TO BE DONE: Only a number is required: how many lines of the material contain the word "method"?

----

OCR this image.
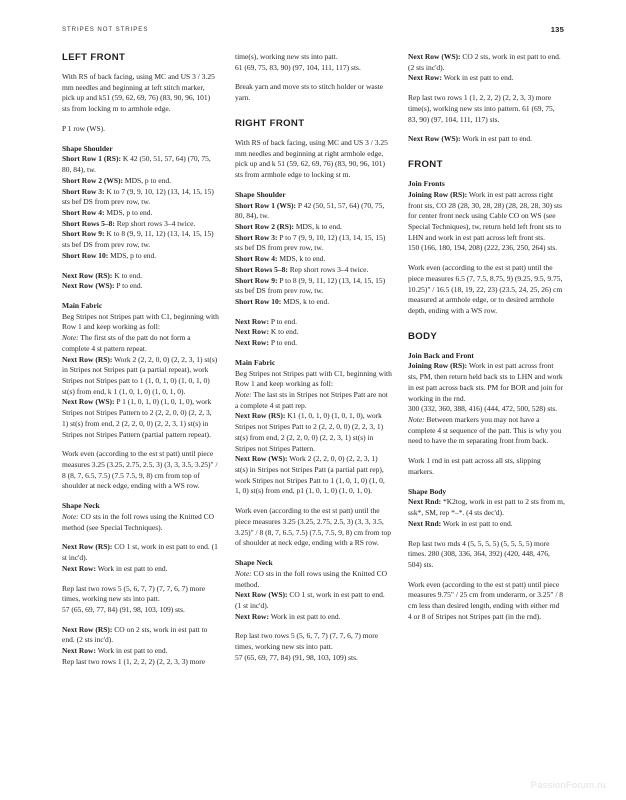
STRIPES NOT STRIPES	135
LEFT FRONT

With RS of back facing, using MC and US 3 / 3.25 mm needles and beginning at left stitch marker, pick up and k51 (59, 62, 69, 76) (83, 90, 96, 101) sts from locking m to armhole edge.

P 1 row (WS).

Shape Shoulder

Short Row 1 (RS): K 42 (50, 51, 57, 64) (70, 75, 80, 84), tw.

Short Row 2 (WS): MDS, p to end.

Short Row 3: K to 7 (9, 9, 10, 12) (13, 14, 15, 15) sts bef DS from prev row, tw.

Short Row 4: MDS, p to end.

Short Rows 5–8: Rep short rows 3–4 twice.

Short Row 9: K to 8 (9, 9, 11, 12) (13, 14, 15, 15) sts bef DS from prev row, tw.

Short Row 10: MDS, p to end.

Next Row (RS): K to end.

Next Row (WS): P to end.

Main Fabric

Beg Stripes not Stripes patt with C1, beginning with Row 1 and keep working as foll:

Note: The first sts of the patt do not form a complete 4 st pattern repeat.

Next Row (RS): Work 2 (2, 2, 0, 0) (2, 2, 3, 1) st(s) in Stripes not Stripes patt (a partial repeat), work Stripes not Stripes patt to 1 (1, 0, 1, 0) (1, 0, 1, 0) st(s) from end, k 1 (1, 0, 1, 0) (1, 0, 1, 0).

Next Row (WS): P 1 (1, 0, 1, 0) (1, 0, 1, 0), work Stripes not Stripes Pattern to 2 (2, 2, 0, 0) (2, 2, 3, 1) st(s) from end, 2 (2, 2, 0, 0) (2, 2, 3, 1) st(s) in Stripes not Stripes Pattern (partial pattern repeat).

Work even (according to the est st patt) until piece measures 3.25 (3.25, 2.75, 2.5, 3) (3, 3, 3.5, 3.25)" / 8 (8, 7, 6.5, 7.5) (7.5 7.5, 9, 8) cm from top of shoulder at neck edge, ending with a WS row.

Shape Neck

Note: CO sts in the foll rows using the Knitted CO method (see Special Techniques).

Next Row (RS): CO 1 st, work in est patt to end. (1 st inc'd).

Next Row: Work in est patt to end.

Rep last two rows 5 (5, 6, 7, 7) (7, 7, 6, 7) more times, working new sts into patt.

57 (65, 69, 77, 84) (91, 98, 103, 109) sts.

Next Row (RS): CO on 2 sts, work in est patt to end. (2 sts inc'd).

Next Row: Work in est patt to end.

Rep last two rows 1 (1, 2, 2, 2) (2, 2, 3, 3) more

time(s), working new sts into patt.

61 (69, 75, 83, 90) (97, 104, 111, 117) sts.

Break yarn and move sts to stitch holder or waste yarn.

RIGHT FRONT

With RS of back facing, using MC and US 3 / 3.25 mm needles and beginning at right armhole edge, pick up and k 51 (59, 62, 69, 76) (83, 90, 96, 101) sts from armhole edge to locking st m.

Shape Shoulder

Short Row 1 (WS): P 42 (50, 51, 57, 64) (70, 75, 80, 84), tw.

Short Row 2 (RS): MDS, k to end.

Short Row 3: P to 7 (9, 9, 10, 12) (13, 14, 15, 15) sts bef DS from prev row, tw.

Short Row 4: MDS, k to end.

Short Rows 5–8: Rep short rows 3–4 twice.

Short Row 9: P to 8 (9, 9, 11, 12) (13, 14, 15, 15) sts bef DS from prev row, tw.

Short Row 10: MDS, k to end.

Next Row: P to end.

Next Row: K to end.

Next Row: P to end.

Main Fabric

Beg Stripes not Stripes patt with C1, beginning with Row 1 and keep working as foll:

Note: The last sts in Stripes not Stripes Patt are not a complete 4 st patt rep.

Next Row (RS): K1 (1, 0, 1, 0) (1, 0, 1, 0), work Stripes not Stripes Patt to 2 (2, 2, 0, 0) (2, 2, 3, 1) st(s) from end, 2 (2, 2, 0, 0) (2, 2, 3, 1) st(s) in Stripes not Stripes Pattern.

Next Row (WS): Work 2 (2, 2, 0, 0) (2, 2, 3, 1) st(s) in Stripes not Stripes Patt (a partial patt rep), work Stripes not Stripes Patt to 1 (1, 0, 1, 0) (1, 0, 1, 0) st(s) from end, p1 (1, 0, 1, 0) (1, 0, 1, 0).

Work even (according to the est st patt) until the piece measures 3.25 (3.25, 2.75, 2.5, 3) (3, 3, 3.5, 3.25)" / 8 (8, 7, 6.5, 7.5) (7.5, 7.5, 9, 8) cm from top of shoulder at neck edge, ending with a RS row.

Shape Neck

Note: CO sts in the foll rows using the Knitted CO method.

Next Row (WS): CO 1 st, work in est patt to end. (1 st inc'd).

Next Row: Work in est patt to end.

Rep last two rows 5 (5, 6, 7, 7) (7, 7, 6, 7) more times, working new sts into patt.

57 (65, 69, 77, 84) (91, 98, 103, 109) sts.

Next Row (WS): CO 2 sts, work in est patt to end. (2 sts inc'd).

Next Row: Work in est patt to end.

Rep last two rows 1 (1, 2, 2, 2) (2, 2, 3, 3) more time(s), working new sts into pattern. 61 (69, 75, 83, 90) (97, 104, 111, 117) sts.

Next Row (WS): Work in est patt to end.

FRONT
Join Fronts

Joining Row (RS): Work in est patt across right front sts, CO 28 (28, 30, 28, 28) (28, 28, 28, 30) sts for center front neck using Cable CO on WS (see Special Techniques), tw, return held left front sts to LHN and work in est patt across left front sts.

150 (166, 180, 194, 208) (222, 236, 250, 264) sts.

Work even (according to the est st patt) until the piece measures 6.5 (7, 7.5, 8.75, 9) (9.25, 9.5, 9.75, 10.25)" / 16.5 (18, 19, 22, 23) (23.5, 24, 25, 26) cm measured at armhole edge, or to desired armhole depth, ending with a WS row.

BODY
Join Back and Front

Joining Row (RS): Work in est patt across front sts, PM, then return held back sts to LHN and work in est patt across back sts. PM for BOR and join for working in the rnd.

300 (332, 360, 388, 416) (444, 472, 500, 528) sts.

Note: Between markers you may not have a complete 4 st sequence of the patt. This is why you need to have the m separating front from back.

Work 1 rnd in est patt across all sts, slipping markers.

Shape Body

Next Rnd: *K2tog, work in est patt to 2 sts from m, ssk*, SM, rep *–*. (4 sts dec'd).

Next Rnd: Work in est patt to end.

Rep last two rnds 4 (5, 5, 5, 5) (5, 5, 5, 5) more times. 280 (308, 336, 364, 392) (420, 448, 476, 504) sts.

Work even (according to the est st patt) until piece measures 9.75" / 25 cm from underarm, or 3.25" / 8 cm less than desired length, ending with either rnd 4 or 8 of Stripes not Stripes patt (in the rnd).

PassionForum.ru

----

ANSWER TO THE TASK: 2